* START Entries shown *

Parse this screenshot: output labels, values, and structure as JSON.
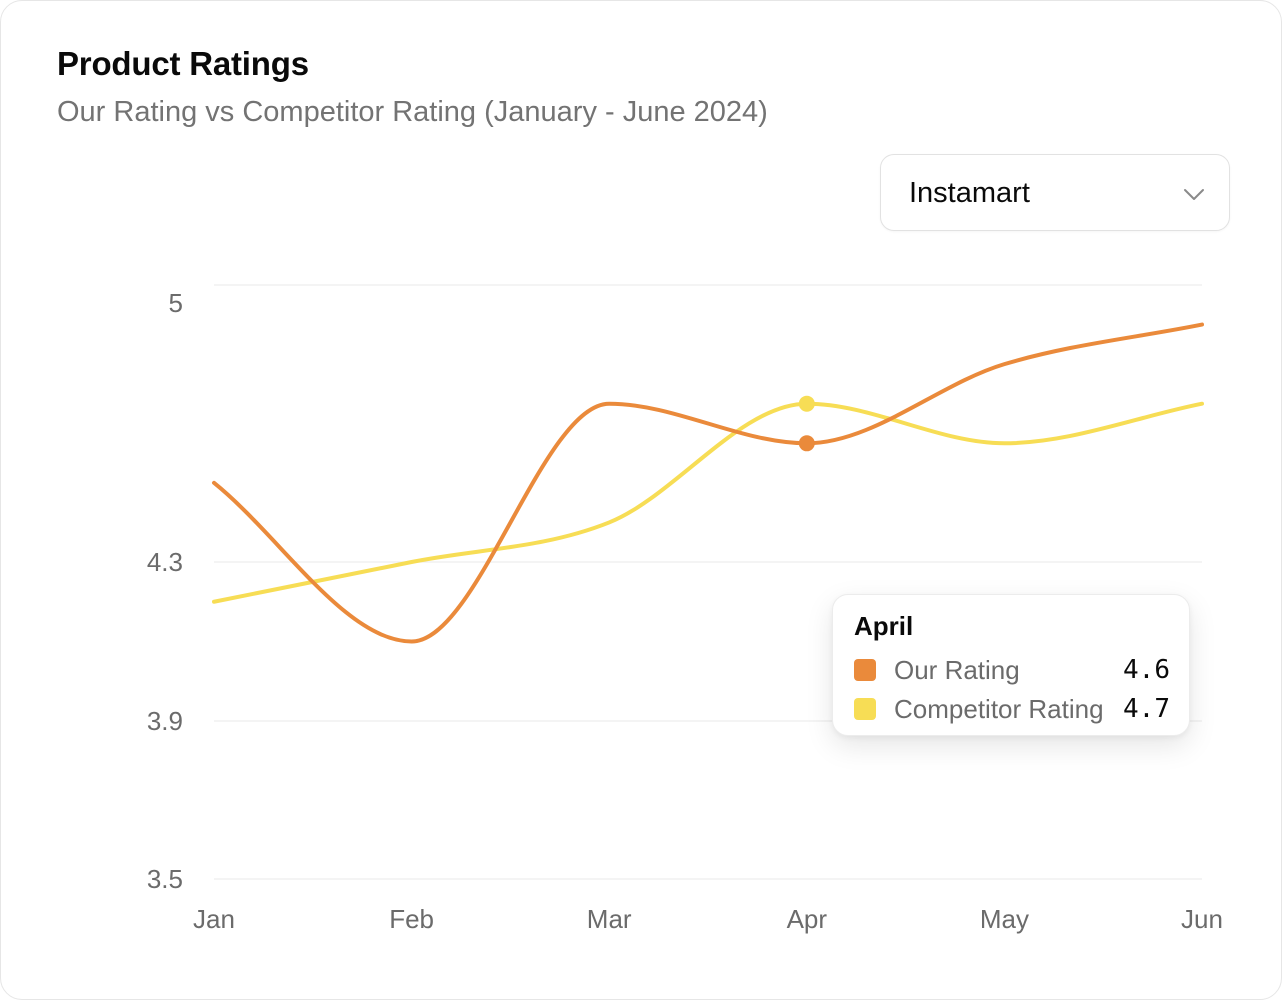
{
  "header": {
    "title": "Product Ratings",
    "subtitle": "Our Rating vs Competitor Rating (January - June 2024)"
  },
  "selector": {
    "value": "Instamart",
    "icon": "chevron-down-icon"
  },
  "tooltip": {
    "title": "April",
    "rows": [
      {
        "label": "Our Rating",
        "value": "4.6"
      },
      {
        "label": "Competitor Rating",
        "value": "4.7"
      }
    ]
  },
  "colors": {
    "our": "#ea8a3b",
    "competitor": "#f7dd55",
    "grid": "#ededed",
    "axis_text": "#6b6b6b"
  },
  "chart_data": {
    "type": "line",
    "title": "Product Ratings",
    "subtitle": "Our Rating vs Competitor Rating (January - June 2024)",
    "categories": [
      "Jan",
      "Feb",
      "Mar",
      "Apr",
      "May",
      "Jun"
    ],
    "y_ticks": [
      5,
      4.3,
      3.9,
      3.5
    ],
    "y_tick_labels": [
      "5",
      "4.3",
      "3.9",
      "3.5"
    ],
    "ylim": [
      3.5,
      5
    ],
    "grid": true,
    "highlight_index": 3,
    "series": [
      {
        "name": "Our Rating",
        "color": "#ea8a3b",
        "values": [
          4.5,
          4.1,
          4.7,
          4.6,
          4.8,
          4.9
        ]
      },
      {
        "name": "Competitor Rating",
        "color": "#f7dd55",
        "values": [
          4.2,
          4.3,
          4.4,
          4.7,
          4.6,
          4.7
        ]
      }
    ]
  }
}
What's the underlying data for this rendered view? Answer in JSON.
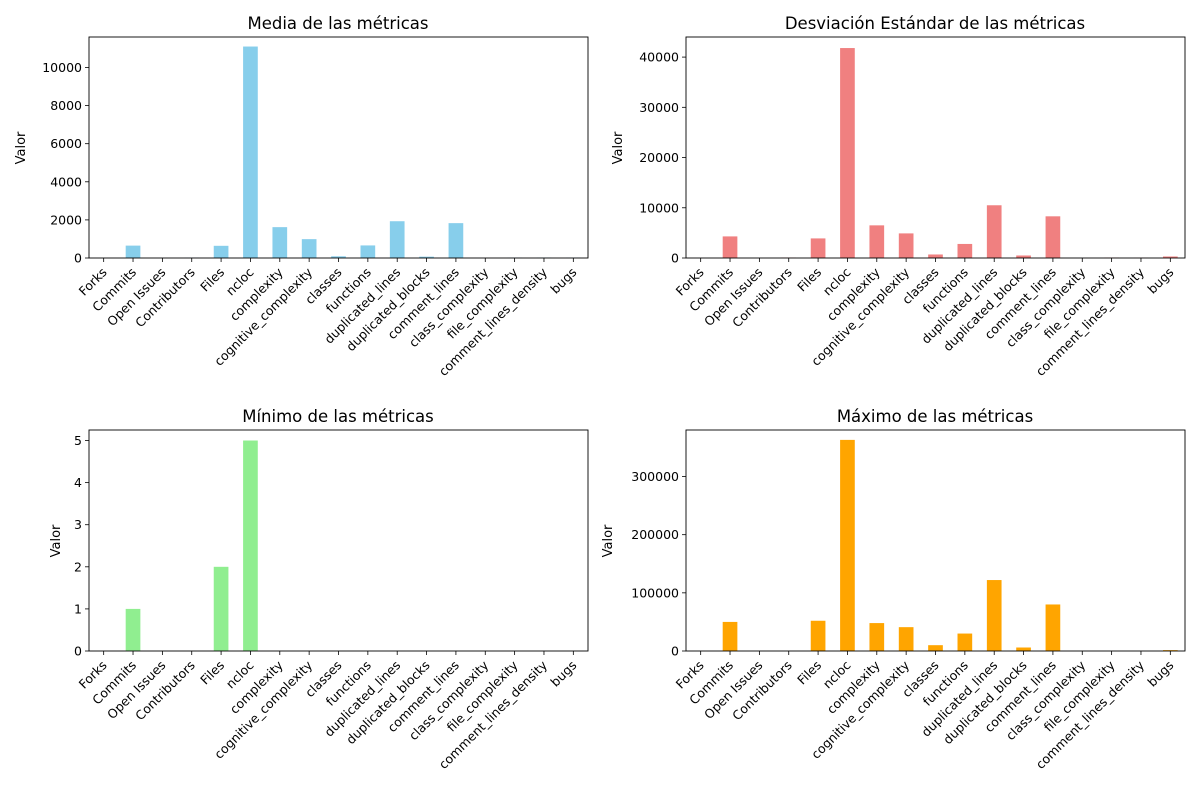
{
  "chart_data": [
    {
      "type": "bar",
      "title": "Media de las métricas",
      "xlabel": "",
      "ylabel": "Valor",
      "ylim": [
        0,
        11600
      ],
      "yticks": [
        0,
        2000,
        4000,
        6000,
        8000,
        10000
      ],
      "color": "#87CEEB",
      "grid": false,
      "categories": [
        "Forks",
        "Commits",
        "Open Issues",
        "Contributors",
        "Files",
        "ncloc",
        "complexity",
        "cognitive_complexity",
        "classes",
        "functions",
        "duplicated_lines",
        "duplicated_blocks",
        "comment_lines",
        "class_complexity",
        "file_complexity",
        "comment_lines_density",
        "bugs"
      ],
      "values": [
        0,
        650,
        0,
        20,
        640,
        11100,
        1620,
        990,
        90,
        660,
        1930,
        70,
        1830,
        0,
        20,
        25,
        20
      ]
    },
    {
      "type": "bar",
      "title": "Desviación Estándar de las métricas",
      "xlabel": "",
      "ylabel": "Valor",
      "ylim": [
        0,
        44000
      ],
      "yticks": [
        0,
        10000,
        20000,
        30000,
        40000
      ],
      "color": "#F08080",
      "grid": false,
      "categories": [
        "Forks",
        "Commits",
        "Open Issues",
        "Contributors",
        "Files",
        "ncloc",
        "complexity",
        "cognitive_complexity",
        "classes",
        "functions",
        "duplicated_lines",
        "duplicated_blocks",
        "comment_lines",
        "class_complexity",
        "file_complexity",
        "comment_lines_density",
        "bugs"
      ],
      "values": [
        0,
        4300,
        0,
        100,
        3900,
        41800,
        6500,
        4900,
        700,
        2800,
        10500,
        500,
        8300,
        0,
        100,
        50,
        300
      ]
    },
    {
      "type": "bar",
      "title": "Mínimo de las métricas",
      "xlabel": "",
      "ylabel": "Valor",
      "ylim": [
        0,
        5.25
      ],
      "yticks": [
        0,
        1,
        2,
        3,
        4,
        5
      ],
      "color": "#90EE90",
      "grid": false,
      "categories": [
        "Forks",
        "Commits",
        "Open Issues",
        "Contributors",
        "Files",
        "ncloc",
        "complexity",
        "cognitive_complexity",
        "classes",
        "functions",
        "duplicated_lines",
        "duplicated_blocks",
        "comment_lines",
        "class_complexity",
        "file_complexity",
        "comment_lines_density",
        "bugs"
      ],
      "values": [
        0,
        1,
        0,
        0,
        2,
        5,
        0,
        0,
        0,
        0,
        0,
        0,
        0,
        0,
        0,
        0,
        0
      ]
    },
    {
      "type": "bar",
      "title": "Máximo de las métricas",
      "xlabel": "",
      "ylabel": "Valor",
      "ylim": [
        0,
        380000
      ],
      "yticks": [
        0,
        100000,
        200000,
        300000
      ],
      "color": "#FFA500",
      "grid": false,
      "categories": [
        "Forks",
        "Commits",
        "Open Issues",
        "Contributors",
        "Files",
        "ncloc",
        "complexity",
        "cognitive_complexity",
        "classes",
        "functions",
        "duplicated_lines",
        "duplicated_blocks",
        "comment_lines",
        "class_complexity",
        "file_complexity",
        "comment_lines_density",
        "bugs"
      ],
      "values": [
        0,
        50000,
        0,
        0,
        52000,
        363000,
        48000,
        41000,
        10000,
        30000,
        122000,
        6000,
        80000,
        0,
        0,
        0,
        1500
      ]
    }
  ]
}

* END Entries shown *

**Work required**
Look for "JSON" and pull out every line that has it.

**Answer to the problem**
Parse this screenshot: output labels, values, and structure as JSON.
What's the underlying data for this rendered view? Answer in JSON.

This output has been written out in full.